» **WHAT THE EXERCISE ASKS**
Below are some records; work out how many of their lines contain "室内其他有关参数如温度" and give the number only.
--------------------
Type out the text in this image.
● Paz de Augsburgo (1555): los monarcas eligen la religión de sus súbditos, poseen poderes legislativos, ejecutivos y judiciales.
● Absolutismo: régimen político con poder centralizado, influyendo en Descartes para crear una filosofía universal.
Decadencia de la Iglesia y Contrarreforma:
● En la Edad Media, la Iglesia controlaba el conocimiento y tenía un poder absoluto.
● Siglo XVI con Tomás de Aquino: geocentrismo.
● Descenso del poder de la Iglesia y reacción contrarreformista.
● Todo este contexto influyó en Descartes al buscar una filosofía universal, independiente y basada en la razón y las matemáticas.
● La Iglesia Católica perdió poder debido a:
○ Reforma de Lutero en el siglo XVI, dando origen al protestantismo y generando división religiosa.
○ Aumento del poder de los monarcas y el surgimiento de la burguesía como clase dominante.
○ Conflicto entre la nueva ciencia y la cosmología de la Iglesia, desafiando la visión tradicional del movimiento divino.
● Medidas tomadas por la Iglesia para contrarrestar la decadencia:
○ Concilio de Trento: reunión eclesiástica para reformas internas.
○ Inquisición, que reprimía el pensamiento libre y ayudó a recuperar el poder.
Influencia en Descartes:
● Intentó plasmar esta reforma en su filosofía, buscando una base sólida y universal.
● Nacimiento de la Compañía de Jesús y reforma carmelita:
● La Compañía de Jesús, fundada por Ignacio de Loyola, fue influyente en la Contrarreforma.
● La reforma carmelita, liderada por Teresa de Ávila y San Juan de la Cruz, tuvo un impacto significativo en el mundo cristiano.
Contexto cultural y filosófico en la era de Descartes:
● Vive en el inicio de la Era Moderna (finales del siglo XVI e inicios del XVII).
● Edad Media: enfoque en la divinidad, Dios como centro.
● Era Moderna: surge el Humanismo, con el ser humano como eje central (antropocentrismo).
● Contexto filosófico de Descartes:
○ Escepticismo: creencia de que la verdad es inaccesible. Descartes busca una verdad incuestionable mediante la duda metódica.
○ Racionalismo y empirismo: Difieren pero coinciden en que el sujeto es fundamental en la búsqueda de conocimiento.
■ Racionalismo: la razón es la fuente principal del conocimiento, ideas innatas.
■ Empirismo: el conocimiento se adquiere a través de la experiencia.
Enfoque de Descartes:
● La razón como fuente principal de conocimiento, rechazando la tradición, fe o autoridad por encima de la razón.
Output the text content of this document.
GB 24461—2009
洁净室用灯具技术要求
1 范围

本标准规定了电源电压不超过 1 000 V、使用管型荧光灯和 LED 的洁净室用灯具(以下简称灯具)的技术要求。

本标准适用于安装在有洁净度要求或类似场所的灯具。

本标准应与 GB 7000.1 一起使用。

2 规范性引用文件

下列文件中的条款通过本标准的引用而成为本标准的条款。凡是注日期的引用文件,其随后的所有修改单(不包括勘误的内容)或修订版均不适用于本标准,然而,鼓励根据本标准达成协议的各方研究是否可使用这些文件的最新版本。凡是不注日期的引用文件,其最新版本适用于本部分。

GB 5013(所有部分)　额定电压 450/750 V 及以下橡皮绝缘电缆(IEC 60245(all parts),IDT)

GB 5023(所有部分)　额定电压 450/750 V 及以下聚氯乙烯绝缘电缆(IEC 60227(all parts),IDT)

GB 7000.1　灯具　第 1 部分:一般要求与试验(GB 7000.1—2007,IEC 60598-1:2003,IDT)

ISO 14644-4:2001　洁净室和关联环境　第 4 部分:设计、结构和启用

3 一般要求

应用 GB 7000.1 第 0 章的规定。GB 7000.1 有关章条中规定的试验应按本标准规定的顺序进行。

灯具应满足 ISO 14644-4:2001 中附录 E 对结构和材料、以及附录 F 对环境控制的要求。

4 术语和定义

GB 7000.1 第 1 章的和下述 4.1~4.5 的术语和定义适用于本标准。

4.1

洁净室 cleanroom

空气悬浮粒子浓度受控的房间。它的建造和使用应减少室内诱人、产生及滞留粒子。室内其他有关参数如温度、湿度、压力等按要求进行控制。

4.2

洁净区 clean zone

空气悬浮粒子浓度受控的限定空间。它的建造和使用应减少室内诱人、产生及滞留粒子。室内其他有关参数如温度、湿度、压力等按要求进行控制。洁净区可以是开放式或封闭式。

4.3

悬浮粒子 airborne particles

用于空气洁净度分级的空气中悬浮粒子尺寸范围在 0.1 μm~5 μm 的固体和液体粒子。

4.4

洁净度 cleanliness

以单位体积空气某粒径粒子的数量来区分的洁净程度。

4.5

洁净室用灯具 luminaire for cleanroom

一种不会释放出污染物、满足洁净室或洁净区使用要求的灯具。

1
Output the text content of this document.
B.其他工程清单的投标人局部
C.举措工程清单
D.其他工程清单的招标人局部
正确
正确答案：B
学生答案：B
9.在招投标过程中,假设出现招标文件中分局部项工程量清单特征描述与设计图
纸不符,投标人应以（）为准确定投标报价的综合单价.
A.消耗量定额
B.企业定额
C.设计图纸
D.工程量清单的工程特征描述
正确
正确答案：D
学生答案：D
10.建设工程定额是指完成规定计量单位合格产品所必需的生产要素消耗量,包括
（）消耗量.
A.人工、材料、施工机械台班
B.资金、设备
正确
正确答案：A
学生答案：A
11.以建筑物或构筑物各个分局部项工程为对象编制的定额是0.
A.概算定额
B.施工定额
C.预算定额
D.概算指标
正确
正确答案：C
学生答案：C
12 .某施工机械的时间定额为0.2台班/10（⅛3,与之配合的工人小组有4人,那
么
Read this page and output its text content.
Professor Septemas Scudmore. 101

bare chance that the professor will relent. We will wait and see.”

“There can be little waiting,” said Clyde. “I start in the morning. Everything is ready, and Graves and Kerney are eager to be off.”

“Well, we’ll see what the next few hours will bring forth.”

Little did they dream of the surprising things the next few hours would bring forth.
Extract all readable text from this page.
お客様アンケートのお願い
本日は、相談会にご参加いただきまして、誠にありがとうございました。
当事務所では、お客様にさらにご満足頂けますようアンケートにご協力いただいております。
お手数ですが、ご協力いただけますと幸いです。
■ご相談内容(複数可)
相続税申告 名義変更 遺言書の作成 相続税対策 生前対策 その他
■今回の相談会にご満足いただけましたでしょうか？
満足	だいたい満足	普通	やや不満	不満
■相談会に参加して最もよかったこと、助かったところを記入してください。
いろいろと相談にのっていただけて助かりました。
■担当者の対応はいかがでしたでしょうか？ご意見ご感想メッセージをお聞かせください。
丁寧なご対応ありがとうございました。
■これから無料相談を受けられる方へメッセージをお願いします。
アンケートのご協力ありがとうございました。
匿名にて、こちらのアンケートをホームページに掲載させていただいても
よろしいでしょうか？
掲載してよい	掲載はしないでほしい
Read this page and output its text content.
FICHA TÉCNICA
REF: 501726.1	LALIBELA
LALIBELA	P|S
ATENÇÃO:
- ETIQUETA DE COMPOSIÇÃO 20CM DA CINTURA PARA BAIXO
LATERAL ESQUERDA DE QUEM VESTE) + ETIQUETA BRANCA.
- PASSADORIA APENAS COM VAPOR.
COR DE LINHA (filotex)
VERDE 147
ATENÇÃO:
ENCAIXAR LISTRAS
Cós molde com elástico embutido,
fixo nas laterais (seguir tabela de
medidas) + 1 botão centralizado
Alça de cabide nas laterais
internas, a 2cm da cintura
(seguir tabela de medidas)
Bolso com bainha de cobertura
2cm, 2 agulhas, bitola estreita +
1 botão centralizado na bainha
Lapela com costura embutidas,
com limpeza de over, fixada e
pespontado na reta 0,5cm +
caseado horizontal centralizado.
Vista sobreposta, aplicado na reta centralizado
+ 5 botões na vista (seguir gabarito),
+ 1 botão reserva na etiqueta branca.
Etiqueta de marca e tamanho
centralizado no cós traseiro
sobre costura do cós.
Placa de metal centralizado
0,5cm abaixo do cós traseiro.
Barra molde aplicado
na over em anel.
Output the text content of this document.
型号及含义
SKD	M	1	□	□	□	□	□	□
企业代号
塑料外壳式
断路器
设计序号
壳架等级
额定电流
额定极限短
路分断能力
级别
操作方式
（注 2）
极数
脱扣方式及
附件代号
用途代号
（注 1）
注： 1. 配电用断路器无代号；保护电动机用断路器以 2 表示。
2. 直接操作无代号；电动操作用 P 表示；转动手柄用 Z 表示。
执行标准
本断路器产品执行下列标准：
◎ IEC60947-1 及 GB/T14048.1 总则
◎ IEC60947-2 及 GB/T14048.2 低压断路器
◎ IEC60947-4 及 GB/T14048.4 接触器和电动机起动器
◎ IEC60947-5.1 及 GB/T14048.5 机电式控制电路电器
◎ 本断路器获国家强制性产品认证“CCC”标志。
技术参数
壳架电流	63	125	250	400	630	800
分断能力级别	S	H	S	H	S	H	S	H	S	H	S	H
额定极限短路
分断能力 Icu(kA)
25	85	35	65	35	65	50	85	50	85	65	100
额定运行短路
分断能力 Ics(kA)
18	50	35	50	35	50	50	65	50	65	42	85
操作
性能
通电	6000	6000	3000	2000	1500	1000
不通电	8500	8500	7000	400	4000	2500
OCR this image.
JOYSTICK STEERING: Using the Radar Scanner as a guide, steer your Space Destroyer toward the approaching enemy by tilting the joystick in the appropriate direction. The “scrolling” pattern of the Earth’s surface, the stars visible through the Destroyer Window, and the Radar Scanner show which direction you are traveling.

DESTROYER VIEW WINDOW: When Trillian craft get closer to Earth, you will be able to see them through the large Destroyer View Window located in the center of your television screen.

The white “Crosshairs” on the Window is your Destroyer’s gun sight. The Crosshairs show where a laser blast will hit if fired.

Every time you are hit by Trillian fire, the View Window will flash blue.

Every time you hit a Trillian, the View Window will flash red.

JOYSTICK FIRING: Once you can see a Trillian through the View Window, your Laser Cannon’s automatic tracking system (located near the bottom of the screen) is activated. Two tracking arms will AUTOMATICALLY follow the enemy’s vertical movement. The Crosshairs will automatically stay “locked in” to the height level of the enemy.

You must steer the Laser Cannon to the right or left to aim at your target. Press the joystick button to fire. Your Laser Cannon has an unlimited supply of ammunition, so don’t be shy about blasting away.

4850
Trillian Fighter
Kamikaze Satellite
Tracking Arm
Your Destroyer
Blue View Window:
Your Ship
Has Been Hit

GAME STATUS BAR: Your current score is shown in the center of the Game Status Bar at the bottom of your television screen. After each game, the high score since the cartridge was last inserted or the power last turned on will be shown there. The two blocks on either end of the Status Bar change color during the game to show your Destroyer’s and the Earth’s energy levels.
--------------------
» **RESULT OF THE TASK**
2